#### Your instructions
Look below for the line containing "What text is on this page?". Output it and each remaining line of the entries exactly, and nothing else.

#### Material for this task
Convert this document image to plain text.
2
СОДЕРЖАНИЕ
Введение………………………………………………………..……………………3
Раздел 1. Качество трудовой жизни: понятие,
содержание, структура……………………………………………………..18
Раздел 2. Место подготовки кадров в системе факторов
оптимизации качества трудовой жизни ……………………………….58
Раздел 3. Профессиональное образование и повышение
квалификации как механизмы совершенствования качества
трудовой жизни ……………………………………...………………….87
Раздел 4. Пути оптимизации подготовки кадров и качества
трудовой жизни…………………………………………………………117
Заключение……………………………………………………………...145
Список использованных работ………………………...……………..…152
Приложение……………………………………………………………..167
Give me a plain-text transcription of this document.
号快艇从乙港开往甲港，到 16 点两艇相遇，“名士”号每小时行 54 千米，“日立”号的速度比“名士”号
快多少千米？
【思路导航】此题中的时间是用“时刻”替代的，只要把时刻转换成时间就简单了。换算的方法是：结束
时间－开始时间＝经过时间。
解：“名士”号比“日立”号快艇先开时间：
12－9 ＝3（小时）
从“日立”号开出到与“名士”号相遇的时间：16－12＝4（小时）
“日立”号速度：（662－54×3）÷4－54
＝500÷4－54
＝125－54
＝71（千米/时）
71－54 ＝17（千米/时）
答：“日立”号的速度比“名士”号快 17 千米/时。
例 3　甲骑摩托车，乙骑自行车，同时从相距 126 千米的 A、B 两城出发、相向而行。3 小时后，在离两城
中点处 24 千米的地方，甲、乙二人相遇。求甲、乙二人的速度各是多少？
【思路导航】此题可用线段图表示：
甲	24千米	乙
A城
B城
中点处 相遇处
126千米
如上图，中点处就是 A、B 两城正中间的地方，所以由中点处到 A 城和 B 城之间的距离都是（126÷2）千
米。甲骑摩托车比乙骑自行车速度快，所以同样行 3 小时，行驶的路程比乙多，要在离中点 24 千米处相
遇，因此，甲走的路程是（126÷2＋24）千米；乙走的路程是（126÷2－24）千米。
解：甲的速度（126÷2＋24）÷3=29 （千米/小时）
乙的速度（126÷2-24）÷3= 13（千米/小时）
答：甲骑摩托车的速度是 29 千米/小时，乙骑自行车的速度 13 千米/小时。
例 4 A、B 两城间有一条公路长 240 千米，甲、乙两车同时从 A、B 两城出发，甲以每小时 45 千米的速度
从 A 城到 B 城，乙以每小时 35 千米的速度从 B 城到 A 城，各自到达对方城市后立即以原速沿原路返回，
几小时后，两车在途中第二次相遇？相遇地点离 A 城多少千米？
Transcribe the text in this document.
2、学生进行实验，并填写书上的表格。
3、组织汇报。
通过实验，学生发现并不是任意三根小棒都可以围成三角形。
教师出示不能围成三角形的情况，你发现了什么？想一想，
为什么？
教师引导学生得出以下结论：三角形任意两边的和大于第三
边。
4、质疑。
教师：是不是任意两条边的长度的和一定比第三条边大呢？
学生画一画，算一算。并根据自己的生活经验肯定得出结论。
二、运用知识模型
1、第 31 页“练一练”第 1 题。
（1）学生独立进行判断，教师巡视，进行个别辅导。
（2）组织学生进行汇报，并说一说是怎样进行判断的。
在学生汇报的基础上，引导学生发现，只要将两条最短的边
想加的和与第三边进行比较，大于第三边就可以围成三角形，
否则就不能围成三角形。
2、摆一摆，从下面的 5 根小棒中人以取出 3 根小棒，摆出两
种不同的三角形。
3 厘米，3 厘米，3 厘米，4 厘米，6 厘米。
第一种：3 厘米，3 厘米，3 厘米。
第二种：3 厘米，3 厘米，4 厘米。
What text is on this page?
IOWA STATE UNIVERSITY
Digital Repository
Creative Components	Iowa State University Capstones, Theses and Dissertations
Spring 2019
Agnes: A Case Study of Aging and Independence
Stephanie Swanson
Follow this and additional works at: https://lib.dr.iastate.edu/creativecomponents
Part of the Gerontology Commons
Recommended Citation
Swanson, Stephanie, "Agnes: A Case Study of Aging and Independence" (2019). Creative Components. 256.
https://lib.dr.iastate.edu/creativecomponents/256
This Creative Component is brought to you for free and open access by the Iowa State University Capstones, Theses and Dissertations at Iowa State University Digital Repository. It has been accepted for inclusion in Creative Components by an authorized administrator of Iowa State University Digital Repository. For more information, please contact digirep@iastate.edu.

#### Correct output
What text is on this page?
IOWA STATE UNIVERSITY
Digital Repository
Creative Components	Iowa State University Capstones, Theses and Dissertations
Spring 2019
Agnes: A Case Study of Aging and Independence
Stephanie Swanson
Follow this and additional works at: https://lib.dr.iastate.edu/creativecomponents
Part of the Gerontology Commons
Recommended Citation
Swanson, Stephanie, "Agnes: A Case Study of Aging and Independence" (2019). Creative Components. 256.
https://lib.dr.iastate.edu/creativecomponents/256
This Creative Component is brought to you for free and open access by the Iowa State University Capstones, Theses and Dissertations at Iowa State University Digital Repository. It has been accepted for inclusion in Creative Components by an authorized administrator of Iowa State University Digital Repository. For more information, please contact digirep@iastate.edu.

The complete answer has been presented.